§ **OBJECTIVE**
In the material below, list every line carrying the string "title".

--- start of PROVIDED MATERIAL ---

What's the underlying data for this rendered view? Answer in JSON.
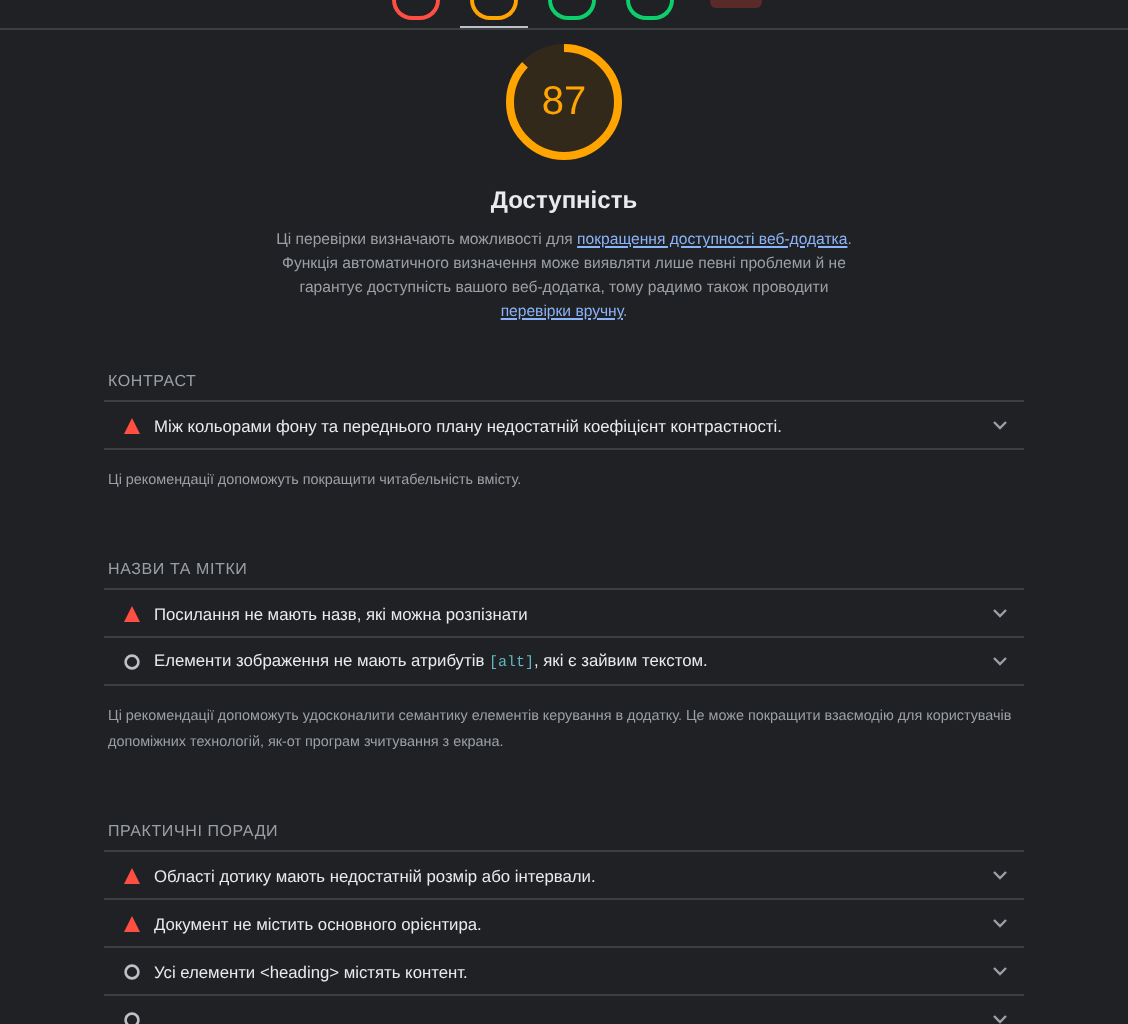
{
  "gauges": [
    {
      "kind": "gauge",
      "color": "#ff4e42",
      "selected": false
    },
    {
      "kind": "gauge",
      "color": "#ffa400",
      "selected": true
    },
    {
      "kind": "gauge",
      "color": "#0cce6b",
      "selected": false
    },
    {
      "kind": "gauge",
      "color": "#0cce6b",
      "selected": false
    },
    {
      "kind": "badge",
      "color": "#5a2a28",
      "selected": false
    }
  ],
  "category": {
    "score": "87",
    "title": "Доступність",
    "description": [
      {
        "kind": "text",
        "text": "Ці перевірки визначають можливості для "
      },
      {
        "kind": "link",
        "text": "покращення доступності веб-додатка"
      },
      {
        "kind": "text",
        "text": ". Функція автоматичного визначення може виявляти лише певні проблеми й не гарантує доступність вашого веб-додатка, тому радимо також проводити "
      },
      {
        "kind": "link",
        "text": "перевірки вручну"
      },
      {
        "kind": "text",
        "text": "."
      }
    ]
  },
  "groups": [
    {
      "title": "КОНТРАСТ",
      "audits": [
        {
          "kind": "fail",
          "label": [
            {
              "kind": "text",
              "text": "Між кольорами фону та переднього плану недостатній коефіцієнт контрастності."
            }
          ]
        }
      ],
      "description": "Ці рекомендації допоможуть покращити читабельність вмісту."
    },
    {
      "title": "НАЗВИ ТА МІТКИ",
      "audits": [
        {
          "kind": "fail",
          "label": [
            {
              "kind": "text",
              "text": "Посилання не мають назв, які можна розпізнати"
            }
          ]
        },
        {
          "kind": "info",
          "label": [
            {
              "kind": "text",
              "text": "Елементи зображення не мають атрибутів "
            },
            {
              "kind": "code",
              "text": "[alt]"
            },
            {
              "kind": "text",
              "text": ", які є зайвим текстом."
            }
          ]
        }
      ],
      "description": "Ці рекомендації допоможуть удосконалити семантику елементів керування в додатку. Це може покращити взаємодію для користувачів допоміжних технологій, як-от програм зчитування з екрана."
    },
    {
      "title": "ПРАКТИЧНІ ПОРАДИ",
      "audits": [
        {
          "kind": "fail",
          "label": [
            {
              "kind": "text",
              "text": "Області дотику мають недостатній розмір або інтервали."
            }
          ]
        },
        {
          "kind": "fail",
          "label": [
            {
              "kind": "text",
              "text": "Документ не містить основного орієнтира."
            }
          ]
        },
        {
          "kind": "info",
          "label": [
            {
              "kind": "text",
              "text": "Усі елементи <heading> містять контент."
            }
          ]
        },
        {
          "kind": "info"
        }
      ]
    }
  ]
}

--- end of PROVIDED MATERIAL ---

§ **WRITTEN RESPONSE**
    "title": "Доступність",
      "title": "КОНТРАСТ",
      "title": "НАЗВИ ТА МІТКИ",
      "title": "ПРАКТИЧНІ ПОРАДИ",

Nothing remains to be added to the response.